- **EXERCISE INPUT**
[START]
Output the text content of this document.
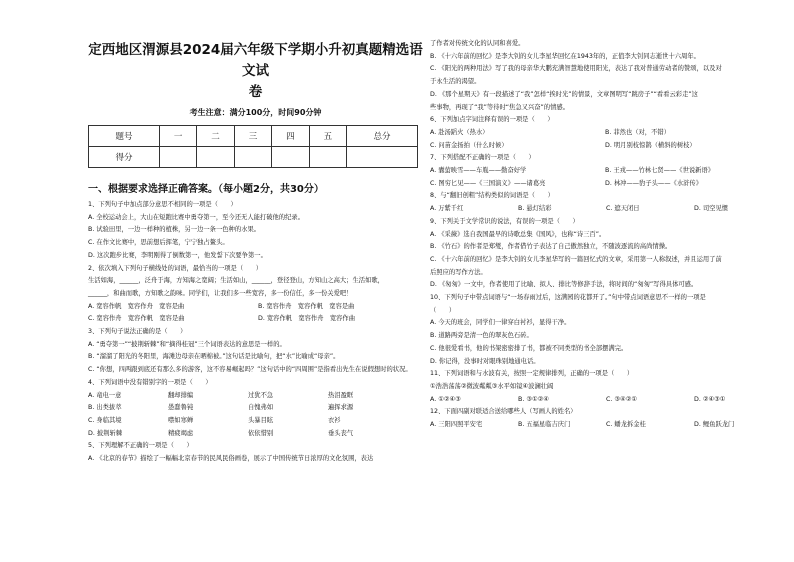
定西地区渭源县2024届六年级下学期小升初真题精选语文试
卷
考生注意：满分100分，时间90分钟
题号	一	二	三	四	五	总分
得分						
一、根据要求选择正确答案。（每小题2分，共30分）
1、下列句子中加点部分意思不相同的一项是（　　）
A. 全校运动会上，大山在短跑比赛中勇夺第一，至今还无人能打破他的纪录。
B. 试验田里，一边一样种的植株，另一边一条一色种的水果。
C. 在作文比赛中，思前想后挥笔，宁宁独占鳌头。
D. 这次跑步比赛，李明刚得了倒数第一，他发誓下次要争第一。
2、依次填入下列句子横线处的词语，最恰当的一项是（　　）
生活如海，______，泛舟于海，方知海之宽阔；生活如山，______，登径登山，方知山之高大；生活如歌，
______，和曲而歌，方知歌之韵味。同学们，让我们多一些宽容，多一份信任，多一份关爱吧！
A. 宽容作帆　宽容作舟　宽容是曲	B. 宽容作舟　宽容作帆　宽容是曲
C. 宽容作舟　宽容作帆　宽容是曲	D. 宽容作帆　宽容作舟　宽容作曲
3、下列句子说法正确的是（　　）
A. “勇夺第一”“披荆斩棘”和“摘得桂冠”三个词语表达的意思是一样的。
B. “溜溜了阳光的冬阳里，海滩边母亲在晒棉被。”这句话是比喻句，把“水”比喻成“母亲”。
C. “你想，四两跟到底还有那么多的游客，这不容易崛起吗？”这句话中的“四周围”是指看出先生在说假想时的状况。
4、下列词语中没有错别字的一项是（　　）
A. 竜电一意	翻却排编	过犹不急	热泪盈眶
B. 出类拔萃	愚蠢鲁钝	自愧弗如	遍挥求源
C. 身临其境	噤如寒蝉	头暴目眩	衣衫
D. 披荆斩棘	精疲竭虑	依依惜别	垂头丧气
5、下列理解不正确的一项是（　　）
A. 《北京的春节》描绘了一幅幅北京春节的民风民俗画卷，展示了中国传统节日浓厚的文化氛围，表达
了作者对传统文化的认同和喜爱。
B. 《十六年前的回忆》是李大钊的女儿李星华回忆在1943年的，正值李大钊同志逝世十六周年。
C. 《阳光的两种用法》写了我的母亲华大鹏充满智慧地使用阳光，表达了我对普通劳动者的赞颂，以及对
于永生活的渴望。
D. 《那个星期天》有一段描述了“我”怎样“挨时光”的情景，文章图明写“跳房子”“看看云彩走”这
些事物，再现了“我”等待时“焦急又兴奋”的情感。
6、下列加点字词注释有误的一项是（　　）
A. 赴汤蹈火（热水）	B. 菲然也（对，不错）
C. 问苗金扬拍（什么时候）	D. 明月别枝惊鹊（横斜的树枝）
7、下列搭配不正确的一项是（　　）
A. 囊萤映雪——车胤——勤奋好学	B. 王戎——竹林七贤——《世说新语》
C. 图穷匕见——《三国演义》——诸葛亮	D. 林冲——豹子头——《水浒传》
8、与“翻旧创粗”结构类似的词语是（　　）
A. 万紫千红	B. 悬灯结彩	C. 遮天闭日	D. 司空见惯
9、下列关于文学常识的说法，有误的一项是（　　）
A. 《采薇》选自我国最早的诗歌总集《国风》，也称“诗三百”。
B. 《竹石》的作者是郑燮，作者借竹子表达了自己傲然独立，不随波逐流的高尚情操。
C. 《十六年前的回忆》是李大钊的女儿李星华写的一篇回忆式的文章，采用第一人称叙述，并且运用了前
后照应的写作方法。
D. 《匆匆》一文中，作者使用了比喻、拟人、排比等修辞手法，将时间的“匆匆”写得具体可感。
10、下列句子中带点词语与“一场春雨过后，这满园的花都开了。”句中带点词语意思不一样的一项是
（　　）
A. 今天的班会，同学们一律穿白衬衫，显得干净。
B. 道路两旁是清一色的翠灰色石砖。
C. 他很爱看书，他的书架密密排了书，都被不同类型的书全部摆满完。
D. 你记得，没事时对眼珠别地通电话。
11、下列词语和与水波有关，按照一定规律排列，正确的一项是（　　）
①浩浩荡荡②微波粼粼③水平如镜④波澜壮阔
A. ①②④③	B. ③①②④	C. ③④②①	D. ②④③①
12、下面四副对联适合送给哪些人（写画人的姓名）
A. 三阳四照平安宅	B. 五福星临吉庆门	C. 蟠龙拆金桂	D. 鲤鱼跃龙门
[END]
- **TASK STATEMENT**
The answer is a single number: how many lines include the word "宽容是曲"?

- **EXERCISE SOLUTION**
2